▶ PASSAGE CITÉ:
>>
Les Yasunidos, un collectif constitué pour essayer d’empêcher l’exploitation pétrolière dans la zone du Yasuni, ont symboliquement occupé, ce jeudi 15 août, le Conseil national électoral pour exiger un référendum.

Le président équatorien de l’époque, Rafael Correa, mettait fin à l’initiative Yasuni-ITT, le 15 août 2013. L’idée était de maintenir sous terre le pétrole brut des gisements Ishpingo-Tambococha-Tiputini (ITT) en échange d’une compensation financière de la communauté internationale. Le collectif Yasunidos, s’est alors constitué pour empêcher l’exploitation pétrolière dans la zone du Yasuni, l’une des plus biodiverses de la planète. Leur demande de référendum avait été bloquée par les autorités électorales de l’époque.



Lire aussi : France : les femmes africaines de chambre se révoltent

Contre cette décision, plusieurs membres du collectif Yasunidos, se sont installés dans le hall d’entrée du Conseil national électoral, ce jeudi 15 août. Ils ont déployé des bannières, des fleurs et ont commencé une cérémonie indigène en honneur à la nature. Ils exigent l’organisation d’un nouveau référendum pour bloquer l’exploitation de pétrole dans le Yasuni et dénoncent l’inactivité du conseil pour l’organiser, en particulier de sa présidente, l’indigène Shuar Diana Atamaint.

Antonella Calle, porte-parole du collectif, réagit : « Une fois de plus, le Conseil national électoral nous rejette sans raison apparente. Il serait triste que la présidente du conseil, originaire de l’Amazonie, tourne le dos à ses frères et sœurs des peuples indigènes, qui vivent en isolement volontaire, et sont maintenant en danger. »

Lire aussi : Soudan : connu, le nouveau Premier ministre sera confirmé le 20 août

« La seule manière d’en terminer avec l’exploitation pétrolière est le référendum proposé par le collectif Yasunidos. Notre question est claire : “Souhaitez-vous que soit maintenu indéfiniment en sous-sol le pétrole du Yasuni, oui ou non ?” » estime Pedro Bermeo, un autre porte-parole de Yasunidos.
Les Yasunidos sont déterminés à occuper le Conseil national électoral tant que ce dernier n’aura pas organisé le référendum qu’ils réclament.
<<
▶ LISTING FOURNI:
>>
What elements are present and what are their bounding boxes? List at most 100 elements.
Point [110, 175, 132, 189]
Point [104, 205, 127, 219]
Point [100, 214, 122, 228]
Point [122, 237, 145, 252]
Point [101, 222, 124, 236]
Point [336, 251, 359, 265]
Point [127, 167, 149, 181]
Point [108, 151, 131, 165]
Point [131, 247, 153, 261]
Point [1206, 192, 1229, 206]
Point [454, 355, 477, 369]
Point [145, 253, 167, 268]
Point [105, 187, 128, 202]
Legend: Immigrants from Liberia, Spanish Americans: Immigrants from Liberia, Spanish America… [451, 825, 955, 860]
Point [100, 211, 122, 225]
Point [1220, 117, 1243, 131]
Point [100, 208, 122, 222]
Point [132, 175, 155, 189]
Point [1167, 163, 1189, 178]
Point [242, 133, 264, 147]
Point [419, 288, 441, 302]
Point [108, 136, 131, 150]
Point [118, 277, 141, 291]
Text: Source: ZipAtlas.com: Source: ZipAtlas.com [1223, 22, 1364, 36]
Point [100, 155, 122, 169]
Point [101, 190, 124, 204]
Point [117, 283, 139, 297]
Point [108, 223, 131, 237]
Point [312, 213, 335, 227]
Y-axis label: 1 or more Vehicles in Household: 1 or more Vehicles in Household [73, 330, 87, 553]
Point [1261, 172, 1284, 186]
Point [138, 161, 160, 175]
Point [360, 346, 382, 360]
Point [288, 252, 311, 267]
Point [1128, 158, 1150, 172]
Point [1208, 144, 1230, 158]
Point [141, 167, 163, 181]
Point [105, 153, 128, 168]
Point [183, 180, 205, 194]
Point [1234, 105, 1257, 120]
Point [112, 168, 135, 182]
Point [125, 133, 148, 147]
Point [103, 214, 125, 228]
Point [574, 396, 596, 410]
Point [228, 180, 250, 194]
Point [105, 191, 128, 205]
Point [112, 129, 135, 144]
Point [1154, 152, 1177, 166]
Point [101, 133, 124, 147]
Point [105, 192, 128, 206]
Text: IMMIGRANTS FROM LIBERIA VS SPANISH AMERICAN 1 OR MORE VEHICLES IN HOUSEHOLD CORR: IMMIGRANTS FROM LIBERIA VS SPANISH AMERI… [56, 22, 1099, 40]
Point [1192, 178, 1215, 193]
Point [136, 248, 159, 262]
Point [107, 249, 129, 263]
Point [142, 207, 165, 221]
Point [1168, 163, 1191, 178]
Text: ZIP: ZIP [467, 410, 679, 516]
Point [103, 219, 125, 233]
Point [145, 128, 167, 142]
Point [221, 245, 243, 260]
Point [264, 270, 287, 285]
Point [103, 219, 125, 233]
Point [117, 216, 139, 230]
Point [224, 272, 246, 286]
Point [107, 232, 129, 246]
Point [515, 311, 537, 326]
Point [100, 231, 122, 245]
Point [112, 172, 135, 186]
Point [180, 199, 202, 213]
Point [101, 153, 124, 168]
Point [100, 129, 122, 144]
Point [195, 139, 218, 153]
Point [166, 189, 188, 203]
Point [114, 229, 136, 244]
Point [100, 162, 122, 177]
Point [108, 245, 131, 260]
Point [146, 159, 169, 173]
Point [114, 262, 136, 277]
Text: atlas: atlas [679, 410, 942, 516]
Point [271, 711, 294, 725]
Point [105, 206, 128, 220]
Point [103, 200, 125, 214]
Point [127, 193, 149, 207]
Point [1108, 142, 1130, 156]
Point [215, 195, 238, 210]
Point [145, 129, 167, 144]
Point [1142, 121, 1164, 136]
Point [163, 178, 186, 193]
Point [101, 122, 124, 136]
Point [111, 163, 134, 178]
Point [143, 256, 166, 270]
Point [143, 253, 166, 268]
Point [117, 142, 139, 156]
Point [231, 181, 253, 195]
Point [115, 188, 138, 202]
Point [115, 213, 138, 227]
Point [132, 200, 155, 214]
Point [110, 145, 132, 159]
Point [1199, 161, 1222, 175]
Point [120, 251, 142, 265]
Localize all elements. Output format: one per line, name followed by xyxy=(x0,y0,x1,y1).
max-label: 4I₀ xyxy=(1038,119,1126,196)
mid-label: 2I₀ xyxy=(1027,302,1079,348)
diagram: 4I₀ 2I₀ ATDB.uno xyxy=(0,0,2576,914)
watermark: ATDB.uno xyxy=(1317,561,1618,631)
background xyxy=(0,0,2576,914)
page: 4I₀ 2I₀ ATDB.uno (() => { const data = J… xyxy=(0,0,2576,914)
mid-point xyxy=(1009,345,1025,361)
<<
D'après le passage cité, à quelle date Rafael Correa a-t-il mis fin à l'initiative Yasuni-ITT ? Le listing n'est d'aucune utilité pour ce travail.

Le 15 août 2013.